* **Supplied material**
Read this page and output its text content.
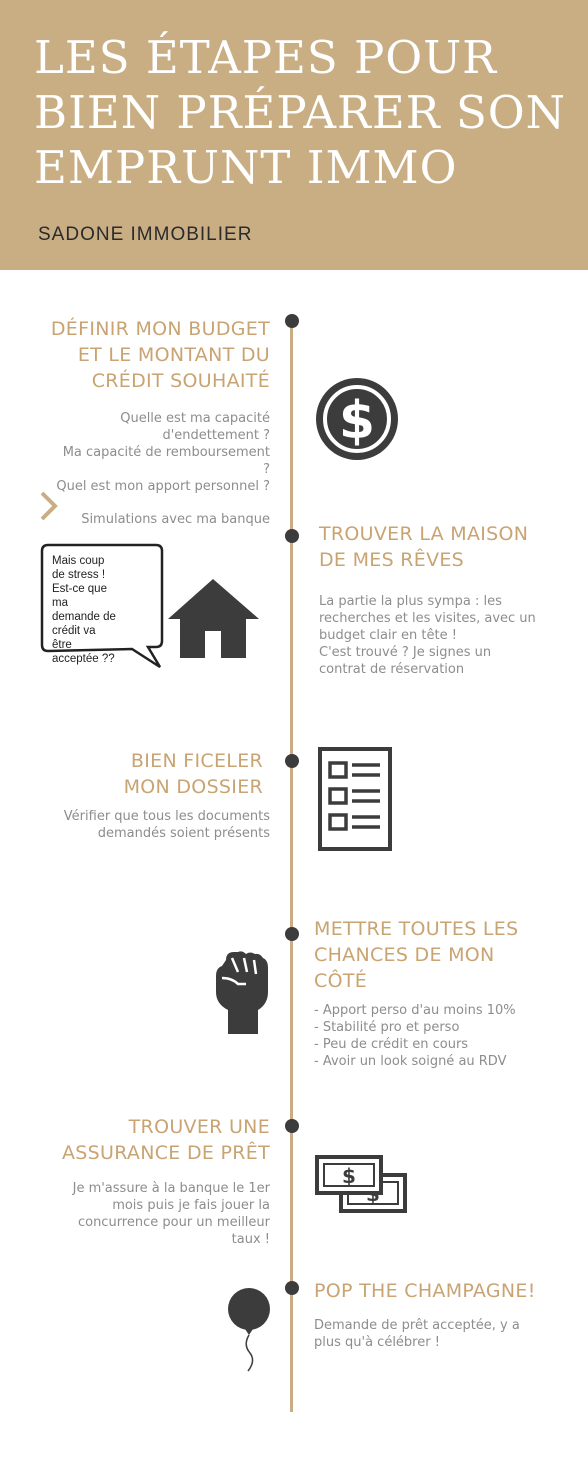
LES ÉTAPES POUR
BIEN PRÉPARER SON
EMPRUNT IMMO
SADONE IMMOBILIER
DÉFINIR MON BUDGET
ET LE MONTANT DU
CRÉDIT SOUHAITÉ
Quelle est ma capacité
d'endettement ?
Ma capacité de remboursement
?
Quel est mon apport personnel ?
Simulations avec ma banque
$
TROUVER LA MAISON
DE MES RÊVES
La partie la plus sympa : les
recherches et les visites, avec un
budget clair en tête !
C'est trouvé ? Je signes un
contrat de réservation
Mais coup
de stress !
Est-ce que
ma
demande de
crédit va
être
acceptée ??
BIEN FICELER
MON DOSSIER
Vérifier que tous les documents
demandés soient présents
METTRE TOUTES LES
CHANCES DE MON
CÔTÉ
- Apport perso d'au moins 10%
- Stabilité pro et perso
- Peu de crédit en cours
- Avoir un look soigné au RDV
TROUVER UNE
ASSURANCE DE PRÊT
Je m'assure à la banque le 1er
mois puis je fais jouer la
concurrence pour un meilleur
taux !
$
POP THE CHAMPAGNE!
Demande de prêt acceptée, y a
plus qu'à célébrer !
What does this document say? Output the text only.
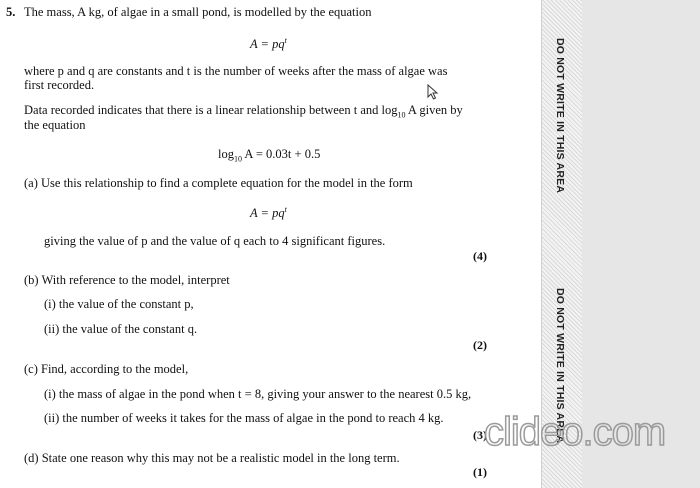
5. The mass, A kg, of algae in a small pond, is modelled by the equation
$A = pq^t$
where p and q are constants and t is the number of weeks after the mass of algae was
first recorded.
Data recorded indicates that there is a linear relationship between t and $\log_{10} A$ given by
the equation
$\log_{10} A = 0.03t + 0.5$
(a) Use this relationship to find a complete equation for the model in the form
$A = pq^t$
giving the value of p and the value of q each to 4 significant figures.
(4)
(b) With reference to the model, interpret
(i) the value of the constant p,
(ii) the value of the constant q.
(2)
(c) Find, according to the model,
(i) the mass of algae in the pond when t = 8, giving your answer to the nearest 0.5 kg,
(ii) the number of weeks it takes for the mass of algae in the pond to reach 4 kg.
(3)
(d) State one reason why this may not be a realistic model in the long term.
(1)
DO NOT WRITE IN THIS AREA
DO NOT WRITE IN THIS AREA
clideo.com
--
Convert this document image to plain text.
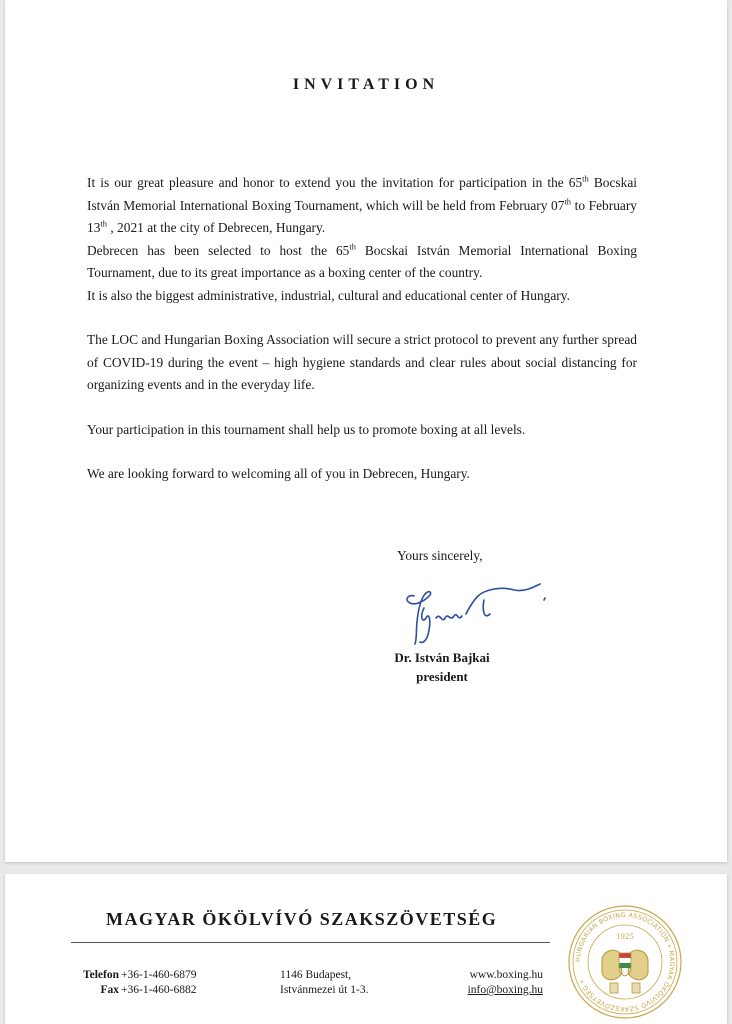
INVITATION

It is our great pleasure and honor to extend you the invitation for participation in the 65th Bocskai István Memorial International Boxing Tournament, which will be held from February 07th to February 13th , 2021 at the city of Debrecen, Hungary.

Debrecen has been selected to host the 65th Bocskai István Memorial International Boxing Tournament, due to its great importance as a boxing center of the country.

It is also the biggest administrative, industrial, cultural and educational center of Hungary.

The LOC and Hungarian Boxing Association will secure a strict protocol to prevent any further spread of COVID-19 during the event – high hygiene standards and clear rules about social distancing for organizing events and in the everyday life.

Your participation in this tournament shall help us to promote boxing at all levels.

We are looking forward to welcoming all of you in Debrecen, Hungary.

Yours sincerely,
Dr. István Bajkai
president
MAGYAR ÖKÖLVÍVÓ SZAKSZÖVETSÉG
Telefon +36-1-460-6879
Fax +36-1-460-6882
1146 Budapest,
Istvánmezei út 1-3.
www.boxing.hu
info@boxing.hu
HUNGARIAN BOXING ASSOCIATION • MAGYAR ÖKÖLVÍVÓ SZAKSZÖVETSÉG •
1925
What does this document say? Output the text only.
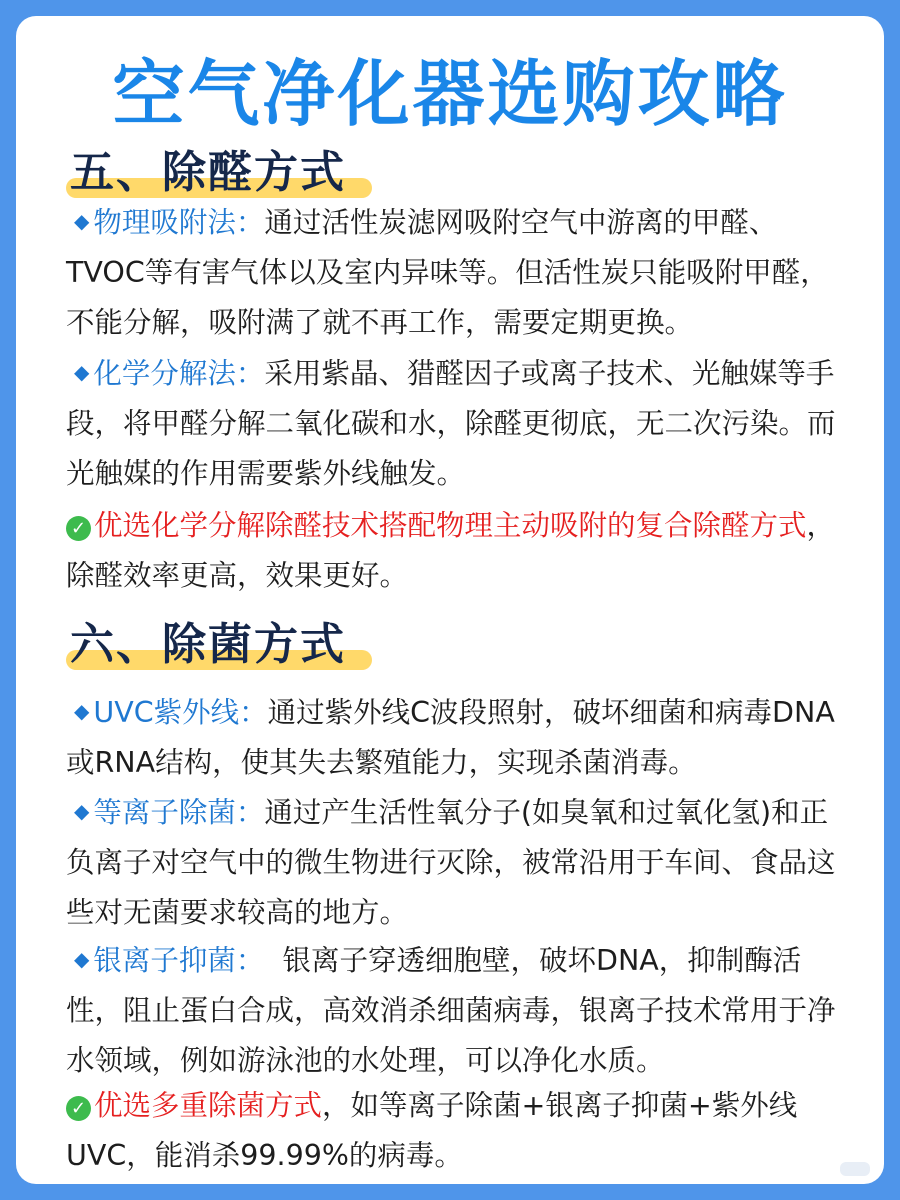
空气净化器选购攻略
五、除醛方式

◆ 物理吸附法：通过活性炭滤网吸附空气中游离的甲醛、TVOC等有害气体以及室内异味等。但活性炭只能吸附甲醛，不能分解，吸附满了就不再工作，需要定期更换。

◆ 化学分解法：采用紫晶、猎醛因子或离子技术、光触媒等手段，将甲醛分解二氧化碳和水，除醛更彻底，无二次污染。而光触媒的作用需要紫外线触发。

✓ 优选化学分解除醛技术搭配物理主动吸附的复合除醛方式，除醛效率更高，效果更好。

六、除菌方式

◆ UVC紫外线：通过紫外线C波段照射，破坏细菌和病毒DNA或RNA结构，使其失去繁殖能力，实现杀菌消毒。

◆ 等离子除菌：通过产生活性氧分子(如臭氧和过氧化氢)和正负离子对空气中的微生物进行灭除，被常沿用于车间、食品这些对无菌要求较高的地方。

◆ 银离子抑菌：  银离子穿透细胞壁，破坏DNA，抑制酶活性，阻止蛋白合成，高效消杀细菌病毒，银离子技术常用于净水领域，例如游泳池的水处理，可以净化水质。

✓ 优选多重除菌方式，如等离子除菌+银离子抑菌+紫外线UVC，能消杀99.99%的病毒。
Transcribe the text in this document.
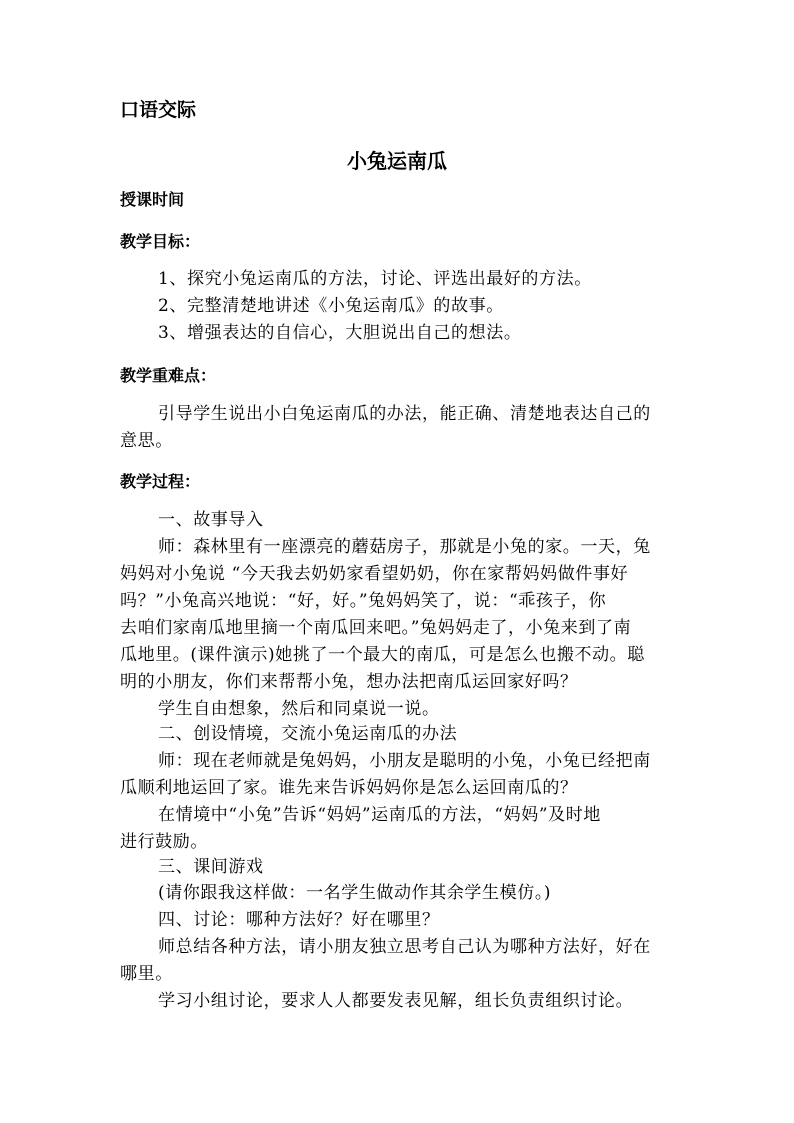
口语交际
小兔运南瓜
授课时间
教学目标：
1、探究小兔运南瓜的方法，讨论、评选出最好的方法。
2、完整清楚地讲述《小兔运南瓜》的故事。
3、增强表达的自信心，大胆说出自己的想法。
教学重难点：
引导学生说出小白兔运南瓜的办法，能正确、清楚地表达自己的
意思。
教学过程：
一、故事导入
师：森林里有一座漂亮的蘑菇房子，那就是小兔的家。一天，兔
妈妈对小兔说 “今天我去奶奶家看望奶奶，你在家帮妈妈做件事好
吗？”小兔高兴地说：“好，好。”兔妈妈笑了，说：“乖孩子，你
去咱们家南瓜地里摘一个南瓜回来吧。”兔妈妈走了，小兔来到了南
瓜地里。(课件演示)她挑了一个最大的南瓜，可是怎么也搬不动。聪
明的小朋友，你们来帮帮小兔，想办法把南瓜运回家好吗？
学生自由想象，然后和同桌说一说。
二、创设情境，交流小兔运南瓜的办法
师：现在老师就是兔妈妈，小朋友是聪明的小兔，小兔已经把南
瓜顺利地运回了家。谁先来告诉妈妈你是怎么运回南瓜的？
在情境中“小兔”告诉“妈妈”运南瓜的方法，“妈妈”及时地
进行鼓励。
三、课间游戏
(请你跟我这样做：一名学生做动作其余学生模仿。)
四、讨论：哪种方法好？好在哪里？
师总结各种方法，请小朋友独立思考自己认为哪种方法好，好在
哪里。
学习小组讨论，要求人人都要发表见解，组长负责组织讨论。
---
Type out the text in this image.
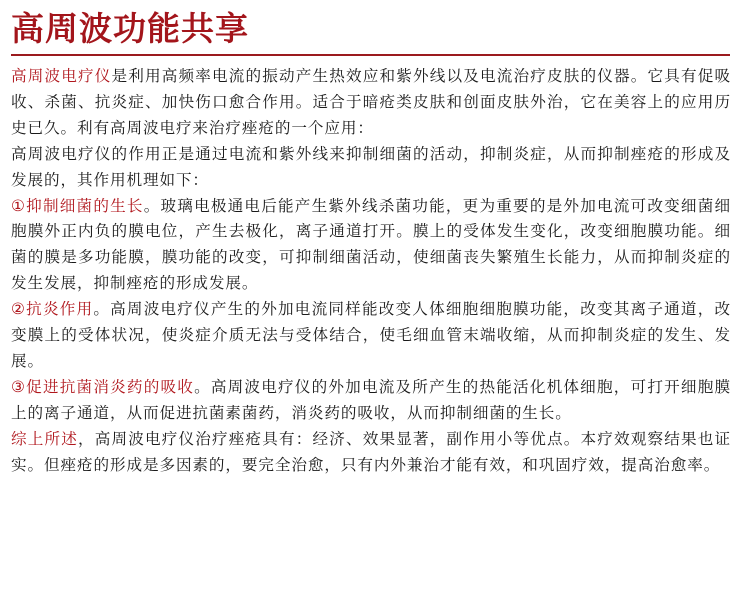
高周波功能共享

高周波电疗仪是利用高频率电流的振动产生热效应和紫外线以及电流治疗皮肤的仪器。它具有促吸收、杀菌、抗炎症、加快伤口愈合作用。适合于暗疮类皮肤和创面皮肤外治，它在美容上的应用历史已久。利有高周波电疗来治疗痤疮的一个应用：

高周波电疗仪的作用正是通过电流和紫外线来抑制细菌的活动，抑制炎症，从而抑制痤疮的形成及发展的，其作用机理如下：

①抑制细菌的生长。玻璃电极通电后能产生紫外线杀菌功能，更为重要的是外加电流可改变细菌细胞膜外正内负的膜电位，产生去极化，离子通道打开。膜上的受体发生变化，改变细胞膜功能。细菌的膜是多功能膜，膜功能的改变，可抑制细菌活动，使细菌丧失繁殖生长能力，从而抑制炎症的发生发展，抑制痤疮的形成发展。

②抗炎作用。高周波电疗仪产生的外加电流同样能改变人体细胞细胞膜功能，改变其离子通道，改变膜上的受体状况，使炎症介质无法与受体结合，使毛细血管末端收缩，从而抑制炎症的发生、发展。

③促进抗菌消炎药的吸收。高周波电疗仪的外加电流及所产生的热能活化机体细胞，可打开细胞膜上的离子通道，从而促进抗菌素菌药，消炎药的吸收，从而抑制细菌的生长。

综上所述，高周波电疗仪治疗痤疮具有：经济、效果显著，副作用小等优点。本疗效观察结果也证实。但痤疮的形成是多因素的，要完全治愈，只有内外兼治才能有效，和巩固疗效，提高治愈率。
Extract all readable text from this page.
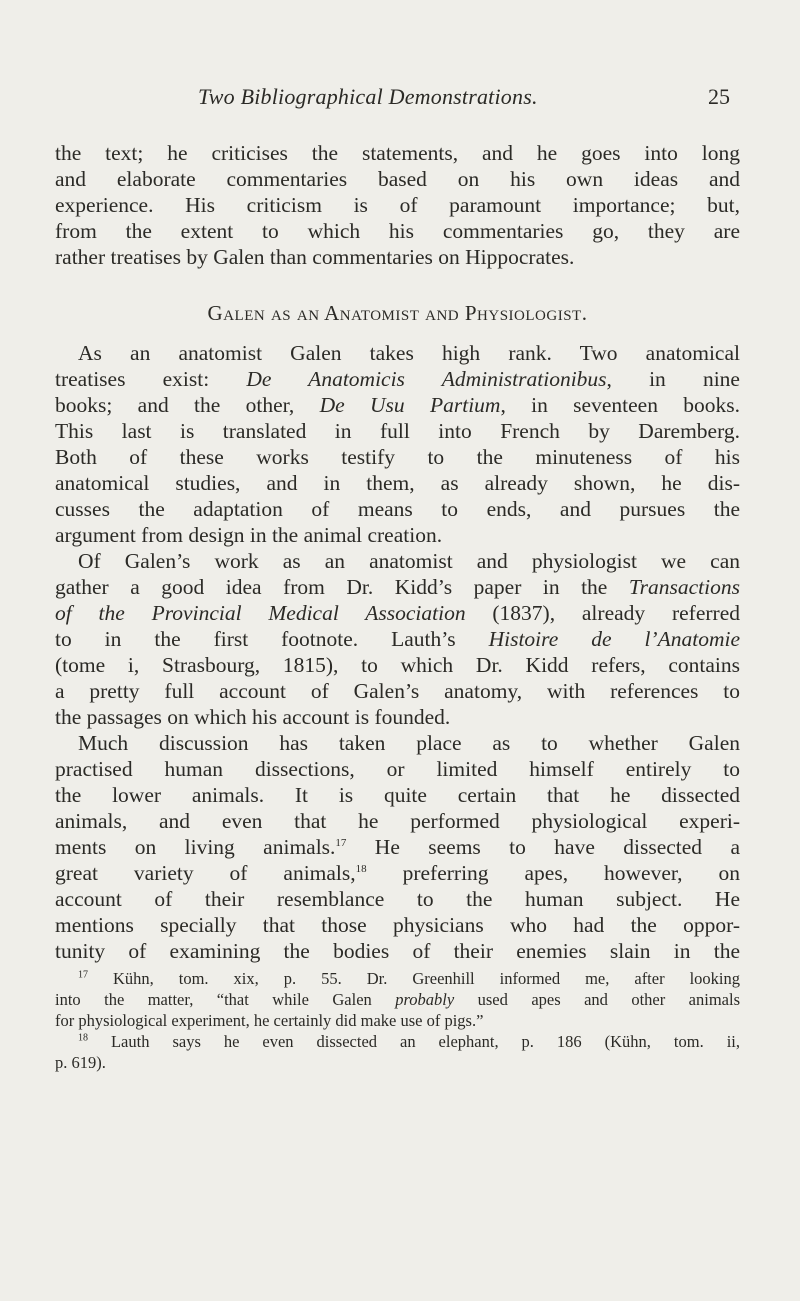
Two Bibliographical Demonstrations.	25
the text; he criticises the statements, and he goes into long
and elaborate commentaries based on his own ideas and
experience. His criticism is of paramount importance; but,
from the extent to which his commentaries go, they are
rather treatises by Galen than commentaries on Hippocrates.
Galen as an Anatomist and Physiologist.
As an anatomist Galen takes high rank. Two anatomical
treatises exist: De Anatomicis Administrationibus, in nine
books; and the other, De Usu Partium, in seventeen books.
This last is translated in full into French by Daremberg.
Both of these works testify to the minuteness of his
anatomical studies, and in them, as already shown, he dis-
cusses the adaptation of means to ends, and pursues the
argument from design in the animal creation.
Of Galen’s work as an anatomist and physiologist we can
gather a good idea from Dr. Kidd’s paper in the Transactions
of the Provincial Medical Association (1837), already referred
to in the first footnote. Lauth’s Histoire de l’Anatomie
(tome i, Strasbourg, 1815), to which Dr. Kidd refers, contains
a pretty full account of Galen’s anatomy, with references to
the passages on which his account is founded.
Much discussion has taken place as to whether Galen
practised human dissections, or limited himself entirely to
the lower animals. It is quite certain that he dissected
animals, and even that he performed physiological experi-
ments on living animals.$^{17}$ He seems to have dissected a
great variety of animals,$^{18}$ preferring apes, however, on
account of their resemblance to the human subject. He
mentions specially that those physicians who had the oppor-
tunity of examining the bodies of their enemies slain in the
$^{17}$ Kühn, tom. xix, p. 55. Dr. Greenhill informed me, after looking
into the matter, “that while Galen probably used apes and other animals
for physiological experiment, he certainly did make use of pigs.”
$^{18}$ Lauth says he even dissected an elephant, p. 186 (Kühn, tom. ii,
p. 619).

* **What you need to do**
Going over the lines above, work out how many include "already", then give only that number.

* **Finished task**
2